Exercise description →
Each entry in the listing below should be restated word for word.

Data items
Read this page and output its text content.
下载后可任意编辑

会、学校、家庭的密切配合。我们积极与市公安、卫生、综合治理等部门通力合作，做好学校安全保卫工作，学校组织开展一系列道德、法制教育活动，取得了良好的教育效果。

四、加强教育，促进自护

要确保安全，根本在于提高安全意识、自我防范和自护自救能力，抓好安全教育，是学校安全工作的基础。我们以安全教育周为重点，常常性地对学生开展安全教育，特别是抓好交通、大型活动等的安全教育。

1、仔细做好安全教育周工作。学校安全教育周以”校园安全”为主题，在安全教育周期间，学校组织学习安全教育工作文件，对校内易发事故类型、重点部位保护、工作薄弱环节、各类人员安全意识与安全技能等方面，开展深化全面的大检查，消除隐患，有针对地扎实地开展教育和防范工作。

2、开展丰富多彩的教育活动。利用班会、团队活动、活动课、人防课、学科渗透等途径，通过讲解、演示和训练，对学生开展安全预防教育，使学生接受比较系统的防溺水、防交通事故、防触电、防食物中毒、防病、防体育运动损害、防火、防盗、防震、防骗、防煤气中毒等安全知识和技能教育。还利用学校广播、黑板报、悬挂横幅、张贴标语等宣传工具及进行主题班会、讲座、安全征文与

Response for this exercise →
Read this page and output its text content.
下载后可任意编辑

会、学校、家庭的密切配合。我们积极与市公安、卫生、综合治理等部门通力合作，做好学校安全保卫工作，学校组织开展一系列道德、法制教育活动，取得了良好的教育效果。

四、加强教育，促进自护

要确保安全，根本在于提高安全意识、自我防范和自护自救能力，抓好安全教育，是学校安全工作的基础。我们以安全教育周为重点，常常性地对学生开展安全教育，特别是抓好交通、大型活动等的安全教育。

1、仔细做好安全教育周工作。学校安全教育周以”校园安全”为主题，在安全教育周期间，学校组织学习安全教育工作文件，对校内易发事故类型、重点部位保护、工作薄弱环节、各类人员安全意识与安全技能等方面，开展深化全面的大检查，消除隐患，有针对地扎实地开展教育和防范工作。

2、开展丰富多彩的教育活动。利用班会、团队活动、活动课、人防课、学科渗透等途径，通过讲解、演示和训练，对学生开展安全预防教育，使学生接受比较系统的防溺水、防交通事故、防触电、防食物中毒、防病、防体育运动损害、防火、防盗、防震、防骗、防煤气中毒等安全知识和技能教育。还利用学校广播、黑板报、悬挂横幅、张贴标语等宣传工具及进行主题班会、讲座、安全征文与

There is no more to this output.